Stored data ▸
— BEGIN —
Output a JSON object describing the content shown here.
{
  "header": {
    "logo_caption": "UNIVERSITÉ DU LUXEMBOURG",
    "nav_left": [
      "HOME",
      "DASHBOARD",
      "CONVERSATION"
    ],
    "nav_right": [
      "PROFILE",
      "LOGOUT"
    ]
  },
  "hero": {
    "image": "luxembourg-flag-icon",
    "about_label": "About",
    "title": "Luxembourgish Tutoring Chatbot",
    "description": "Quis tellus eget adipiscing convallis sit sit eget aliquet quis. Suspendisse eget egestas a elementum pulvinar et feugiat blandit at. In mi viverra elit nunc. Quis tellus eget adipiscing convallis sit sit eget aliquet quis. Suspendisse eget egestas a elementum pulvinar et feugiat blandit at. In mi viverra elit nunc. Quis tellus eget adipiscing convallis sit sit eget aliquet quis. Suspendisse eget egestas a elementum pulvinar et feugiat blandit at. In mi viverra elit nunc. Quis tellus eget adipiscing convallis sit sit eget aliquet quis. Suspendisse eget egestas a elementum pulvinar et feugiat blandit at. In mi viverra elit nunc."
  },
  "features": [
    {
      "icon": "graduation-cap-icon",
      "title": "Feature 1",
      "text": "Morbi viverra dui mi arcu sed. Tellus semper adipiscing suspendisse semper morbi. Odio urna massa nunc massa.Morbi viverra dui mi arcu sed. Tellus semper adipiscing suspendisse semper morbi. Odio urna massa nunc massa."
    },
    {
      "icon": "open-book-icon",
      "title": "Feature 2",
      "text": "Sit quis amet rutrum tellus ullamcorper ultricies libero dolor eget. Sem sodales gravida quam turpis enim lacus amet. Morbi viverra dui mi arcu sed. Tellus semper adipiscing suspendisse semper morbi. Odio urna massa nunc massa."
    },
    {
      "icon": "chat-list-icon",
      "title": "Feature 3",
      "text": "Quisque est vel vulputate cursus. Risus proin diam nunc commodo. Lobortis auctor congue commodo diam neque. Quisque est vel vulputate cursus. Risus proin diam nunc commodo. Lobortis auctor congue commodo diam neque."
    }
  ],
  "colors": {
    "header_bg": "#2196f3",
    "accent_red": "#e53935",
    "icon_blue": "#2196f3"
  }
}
— END —
What is the number of lines in the listing that include the word "Odio"? Give that number and nothing else.

Exercise solution ▸
2